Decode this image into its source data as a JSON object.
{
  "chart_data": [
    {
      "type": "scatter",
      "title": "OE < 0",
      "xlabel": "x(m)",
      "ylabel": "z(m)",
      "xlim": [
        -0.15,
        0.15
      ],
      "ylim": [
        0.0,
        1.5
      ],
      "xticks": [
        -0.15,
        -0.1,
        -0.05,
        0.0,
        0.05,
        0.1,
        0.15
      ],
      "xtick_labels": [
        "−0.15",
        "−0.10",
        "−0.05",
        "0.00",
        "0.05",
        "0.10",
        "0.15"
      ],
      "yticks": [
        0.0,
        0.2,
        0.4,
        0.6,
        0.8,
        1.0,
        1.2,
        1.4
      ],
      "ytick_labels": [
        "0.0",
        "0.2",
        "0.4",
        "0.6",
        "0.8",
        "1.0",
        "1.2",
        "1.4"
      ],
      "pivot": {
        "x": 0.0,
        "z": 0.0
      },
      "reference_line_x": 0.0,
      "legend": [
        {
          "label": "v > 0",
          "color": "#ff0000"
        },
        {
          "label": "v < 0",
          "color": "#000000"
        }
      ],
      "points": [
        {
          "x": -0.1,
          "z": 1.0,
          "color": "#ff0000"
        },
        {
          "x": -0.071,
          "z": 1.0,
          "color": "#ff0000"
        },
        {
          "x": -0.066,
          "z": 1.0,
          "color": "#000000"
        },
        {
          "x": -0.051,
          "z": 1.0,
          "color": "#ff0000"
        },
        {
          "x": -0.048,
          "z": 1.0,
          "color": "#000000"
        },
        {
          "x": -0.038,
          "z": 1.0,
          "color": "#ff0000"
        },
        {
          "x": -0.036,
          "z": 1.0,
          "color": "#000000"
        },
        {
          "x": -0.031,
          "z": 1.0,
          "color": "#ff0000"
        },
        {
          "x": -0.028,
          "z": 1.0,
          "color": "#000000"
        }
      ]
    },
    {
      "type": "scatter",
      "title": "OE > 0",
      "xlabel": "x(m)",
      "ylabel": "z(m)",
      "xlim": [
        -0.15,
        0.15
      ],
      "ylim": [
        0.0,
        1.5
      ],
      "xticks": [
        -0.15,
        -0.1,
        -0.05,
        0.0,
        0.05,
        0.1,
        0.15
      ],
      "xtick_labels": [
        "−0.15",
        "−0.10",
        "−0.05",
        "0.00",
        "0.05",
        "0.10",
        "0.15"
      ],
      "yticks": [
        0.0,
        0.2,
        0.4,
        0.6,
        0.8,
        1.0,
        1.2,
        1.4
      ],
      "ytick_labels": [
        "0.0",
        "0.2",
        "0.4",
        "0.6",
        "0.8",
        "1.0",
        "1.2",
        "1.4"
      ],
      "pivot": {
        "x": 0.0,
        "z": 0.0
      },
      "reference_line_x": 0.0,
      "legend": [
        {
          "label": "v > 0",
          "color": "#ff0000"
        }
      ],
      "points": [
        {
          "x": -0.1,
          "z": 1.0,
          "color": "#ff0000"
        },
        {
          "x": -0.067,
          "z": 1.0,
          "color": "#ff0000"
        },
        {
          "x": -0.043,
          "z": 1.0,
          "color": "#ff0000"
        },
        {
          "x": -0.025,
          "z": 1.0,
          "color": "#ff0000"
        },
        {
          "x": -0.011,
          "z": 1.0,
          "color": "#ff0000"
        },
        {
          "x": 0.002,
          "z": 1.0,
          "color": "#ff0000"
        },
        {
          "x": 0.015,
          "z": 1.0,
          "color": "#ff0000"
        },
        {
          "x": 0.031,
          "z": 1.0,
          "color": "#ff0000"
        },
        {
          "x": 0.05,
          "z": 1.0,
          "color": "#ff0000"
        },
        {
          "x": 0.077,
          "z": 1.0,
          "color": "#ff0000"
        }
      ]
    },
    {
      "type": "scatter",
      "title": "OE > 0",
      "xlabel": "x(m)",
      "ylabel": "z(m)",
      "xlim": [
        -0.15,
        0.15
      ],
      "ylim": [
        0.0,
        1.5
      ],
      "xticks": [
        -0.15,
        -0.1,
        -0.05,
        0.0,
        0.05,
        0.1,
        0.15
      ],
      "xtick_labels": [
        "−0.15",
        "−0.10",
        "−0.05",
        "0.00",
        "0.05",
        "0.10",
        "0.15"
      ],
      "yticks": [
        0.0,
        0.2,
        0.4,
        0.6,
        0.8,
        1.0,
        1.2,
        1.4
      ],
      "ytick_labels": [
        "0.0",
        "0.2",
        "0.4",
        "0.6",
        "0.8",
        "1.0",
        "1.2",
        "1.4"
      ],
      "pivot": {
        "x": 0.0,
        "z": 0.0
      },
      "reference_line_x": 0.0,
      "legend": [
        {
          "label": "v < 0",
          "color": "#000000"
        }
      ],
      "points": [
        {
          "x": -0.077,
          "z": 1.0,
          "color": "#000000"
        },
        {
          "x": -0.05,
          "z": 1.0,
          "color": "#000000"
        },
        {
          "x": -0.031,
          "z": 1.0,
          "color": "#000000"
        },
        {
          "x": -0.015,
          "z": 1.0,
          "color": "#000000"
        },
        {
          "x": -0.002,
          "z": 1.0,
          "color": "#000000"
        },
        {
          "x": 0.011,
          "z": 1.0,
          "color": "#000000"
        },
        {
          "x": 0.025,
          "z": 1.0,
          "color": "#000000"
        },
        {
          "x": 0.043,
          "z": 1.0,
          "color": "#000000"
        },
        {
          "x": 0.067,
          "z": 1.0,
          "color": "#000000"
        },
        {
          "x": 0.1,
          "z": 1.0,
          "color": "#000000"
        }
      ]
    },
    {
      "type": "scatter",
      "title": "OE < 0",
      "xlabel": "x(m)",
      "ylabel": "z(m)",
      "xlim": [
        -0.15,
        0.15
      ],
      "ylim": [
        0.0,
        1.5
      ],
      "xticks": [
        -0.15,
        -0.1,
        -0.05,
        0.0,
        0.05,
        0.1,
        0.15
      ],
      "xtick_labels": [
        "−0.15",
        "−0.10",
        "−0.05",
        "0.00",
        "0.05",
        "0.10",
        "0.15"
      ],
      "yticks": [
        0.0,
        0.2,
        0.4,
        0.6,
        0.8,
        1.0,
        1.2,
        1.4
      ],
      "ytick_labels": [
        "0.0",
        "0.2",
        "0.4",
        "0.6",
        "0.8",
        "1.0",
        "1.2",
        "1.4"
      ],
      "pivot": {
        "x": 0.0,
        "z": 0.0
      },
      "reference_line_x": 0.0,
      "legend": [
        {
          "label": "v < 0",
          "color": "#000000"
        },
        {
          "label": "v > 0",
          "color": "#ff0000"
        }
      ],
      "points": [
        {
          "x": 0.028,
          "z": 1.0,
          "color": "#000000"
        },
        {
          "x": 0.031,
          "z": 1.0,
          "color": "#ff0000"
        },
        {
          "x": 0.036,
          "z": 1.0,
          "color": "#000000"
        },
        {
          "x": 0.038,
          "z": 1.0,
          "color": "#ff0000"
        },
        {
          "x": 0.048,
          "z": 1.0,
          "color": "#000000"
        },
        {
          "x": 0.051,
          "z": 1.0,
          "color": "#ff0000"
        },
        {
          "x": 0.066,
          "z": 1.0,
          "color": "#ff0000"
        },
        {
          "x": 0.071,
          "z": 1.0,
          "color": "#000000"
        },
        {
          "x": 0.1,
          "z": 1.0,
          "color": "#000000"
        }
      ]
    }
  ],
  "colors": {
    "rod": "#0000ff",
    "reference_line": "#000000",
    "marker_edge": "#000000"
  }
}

************

## INSTRUCTION:
Word for word, write out the data.

## TASK RESULT:
Decode this image into its source data as a JSON object.
{
  "chart_data": [
    {
      "type": "scatter",
      "title": "OE < 0",
      "xlabel": "x(m)",
      "ylabel": "z(m)",
      "xlim": [
        -0.15,
        0.15
      ],
      "ylim": [
        0.0,
        1.5
      ],
      "xticks": [
        -0.15,
        -0.1,
        -0.05,
        0.0,
        0.05,
        0.1,
        0.15
      ],
      "xtick_labels": [
        "−0.15",
        "−0.10",
        "−0.05",
        "0.00",
        "0.05",
        "0.10",
        "0.15"
      ],
      "yticks": [
        0.0,
        0.2,
        0.4,
        0.6,
        0.8,
        1.0,
        1.2,
        1.4
      ],
      "ytick_labels": [
        "0.0",
        "0.2",
        "0.4",
        "0.6",
        "0.8",
        "1.0",
        "1.2",
        "1.4"
      ],
      "pivot": {
        "x": 0.0,
        "z": 0.0
      },
      "reference_line_x": 0.0,
      "legend": [
        {
          "label": "v > 0",
          "color": "#ff0000"
        },
        {
          "label": "v < 0",
          "color": "#000000"
        }
      ],
      "points": [
        {
          "x": -0.1,
          "z": 1.0,
          "color": "#ff0000"
        },
        {
          "x": -0.071,
          "z": 1.0,
          "color": "#ff0000"
        },
        {
          "x": -0.066,
          "z": 1.0,
          "color": "#000000"
        },
        {
          "x": -0.051,
          "z": 1.0,
          "color": "#ff0000"
        },
        {
          "x": -0.048,
          "z": 1.0,
          "color": "#000000"
        },
        {
          "x": -0.038,
          "z": 1.0,
          "color": "#ff0000"
        },
        {
          "x": -0.036,
          "z": 1.0,
          "color": "#000000"
        },
        {
          "x": -0.031,
          "z": 1.0,
          "color": "#ff0000"
        },
        {
          "x": -0.028,
          "z": 1.0,
          "color": "#000000"
        }
      ]
    },
    {
      "type": "scatter",
      "title": "OE > 0",
      "xlabel": "x(m)",
      "ylabel": "z(m)",
      "xlim": [
        -0.15,
        0.15
      ],
      "ylim": [
        0.0,
        1.5
      ],
      "xticks": [
        -0.15,
        -0.1,
        -0.05,
        0.0,
        0.05,
        0.1,
        0.15
      ],
      "xtick_labels": [
        "−0.15",
        "−0.10",
        "−0.05",
        "0.00",
        "0.05",
        "0.10",
        "0.15"
      ],
      "yticks": [
        0.0,
        0.2,
        0.4,
        0.6,
        0.8,
        1.0,
        1.2,
        1.4
      ],
      "ytick_labels": [
        "0.0",
        "0.2",
        "0.4",
        "0.6",
        "0.8",
        "1.0",
        "1.2",
        "1.4"
      ],
      "pivot": {
        "x": 0.0,
        "z": 0.0
      },
      "reference_line_x": 0.0,
      "legend": [
        {
          "label": "v > 0",
          "color": "#ff0000"
        }
      ],
      "points": [
        {
          "x": -0.1,
          "z": 1.0,
          "color": "#ff0000"
        },
        {
          "x": -0.067,
          "z": 1.0,
          "color": "#ff0000"
        },
        {
          "x": -0.043,
          "z": 1.0,
          "color": "#ff0000"
        },
        {
          "x": -0.025,
          "z": 1.0,
          "color": "#ff0000"
        },
        {
          "x": -0.011,
          "z": 1.0,
          "color": "#ff0000"
        },
        {
          "x": 0.002,
          "z": 1.0,
          "color": "#ff0000"
        },
        {
          "x": 0.015,
          "z": 1.0,
          "color": "#ff0000"
        },
        {
          "x": 0.031,
          "z": 1.0,
          "color": "#ff0000"
        },
        {
          "x": 0.05,
          "z": 1.0,
          "color": "#ff0000"
        },
        {
          "x": 0.077,
          "z": 1.0,
          "color": "#ff0000"
        }
      ]
    },
    {
      "type": "scatter",
      "title": "OE > 0",
      "xlabel": "x(m)",
      "ylabel": "z(m)",
      "xlim": [
        -0.15,
        0.15
      ],
      "ylim": [
        0.0,
        1.5
      ],
      "xticks": [
        -0.15,
        -0.1,
        -0.05,
        0.0,
        0.05,
        0.1,
        0.15
      ],
      "xtick_labels": [
        "−0.15",
        "−0.10",
        "−0.05",
        "0.00",
        "0.05",
        "0.10",
        "0.15"
      ],
      "yticks": [
        0.0,
        0.2,
        0.4,
        0.6,
        0.8,
        1.0,
        1.2,
        1.4
      ],
      "ytick_labels": [
        "0.0",
        "0.2",
        "0.4",
        "0.6",
        "0.8",
        "1.0",
        "1.2",
        "1.4"
      ],
      "pivot": {
        "x": 0.0,
        "z": 0.0
      },
      "reference_line_x": 0.0,
      "legend": [
        {
          "label": "v < 0",
          "color": "#000000"
        }
      ],
      "points": [
        {
          "x": -0.077,
          "z": 1.0,
          "color": "#000000"
        },
        {
          "x": -0.05,
          "z": 1.0,
          "color": "#000000"
        },
        {
          "x": -0.031,
          "z": 1.0,
          "color": "#000000"
        },
        {
          "x": -0.015,
          "z": 1.0,
          "color": "#000000"
        },
        {
          "x": -0.002,
          "z": 1.0,
          "color": "#000000"
        },
        {
          "x": 0.011,
          "z": 1.0,
          "color": "#000000"
        },
        {
          "x": 0.025,
          "z": 1.0,
          "color": "#000000"
        },
        {
          "x": 0.043,
          "z": 1.0,
          "color": "#000000"
        },
        {
          "x": 0.067,
          "z": 1.0,
          "color": "#000000"
        },
        {
          "x": 0.1,
          "z": 1.0,
          "color": "#000000"
        }
      ]
    },
    {
      "type": "scatter",
      "title": "OE < 0",
      "xlabel": "x(m)",
      "ylabel": "z(m)",
      "xlim": [
        -0.15,
        0.15
      ],
      "ylim": [
        0.0,
        1.5
      ],
      "xticks": [
        -0.15,
        -0.1,
        -0.05,
        0.0,
        0.05,
        0.1,
        0.15
      ],
      "xtick_labels": [
        "−0.15",
        "−0.10",
        "−0.05",
        "0.00",
        "0.05",
        "0.10",
        "0.15"
      ],
      "yticks": [
        0.0,
        0.2,
        0.4,
        0.6,
        0.8,
        1.0,
        1.2,
        1.4
      ],
      "ytick_labels": [
        "0.0",
        "0.2",
        "0.4",
        "0.6",
        "0.8",
        "1.0",
        "1.2",
        "1.4"
      ],
      "pivot": {
        "x": 0.0,
        "z": 0.0
      },
      "reference_line_x": 0.0,
      "legend": [
        {
          "label": "v < 0",
          "color": "#000000"
        },
        {
          "label": "v > 0",
          "color": "#ff0000"
        }
      ],
      "points": [
        {
          "x": 0.028,
          "z": 1.0,
          "color": "#000000"
        },
        {
          "x": 0.031,
          "z": 1.0,
          "color": "#ff0000"
        },
        {
          "x": 0.036,
          "z": 1.0,
          "color": "#000000"
        },
        {
          "x": 0.038,
          "z": 1.0,
          "color": "#ff0000"
        },
        {
          "x": 0.048,
          "z": 1.0,
          "color": "#000000"
        },
        {
          "x": 0.051,
          "z": 1.0,
          "color": "#ff0000"
        },
        {
          "x": 0.066,
          "z": 1.0,
          "color": "#ff0000"
        },
        {
          "x": 0.071,
          "z": 1.0,
          "color": "#000000"
        },
        {
          "x": 0.1,
          "z": 1.0,
          "color": "#000000"
        }
      ]
    }
  ],
  "colors": {
    "rod": "#0000ff",
    "reference_line": "#000000",
    "marker_edge": "#000000"
  }
}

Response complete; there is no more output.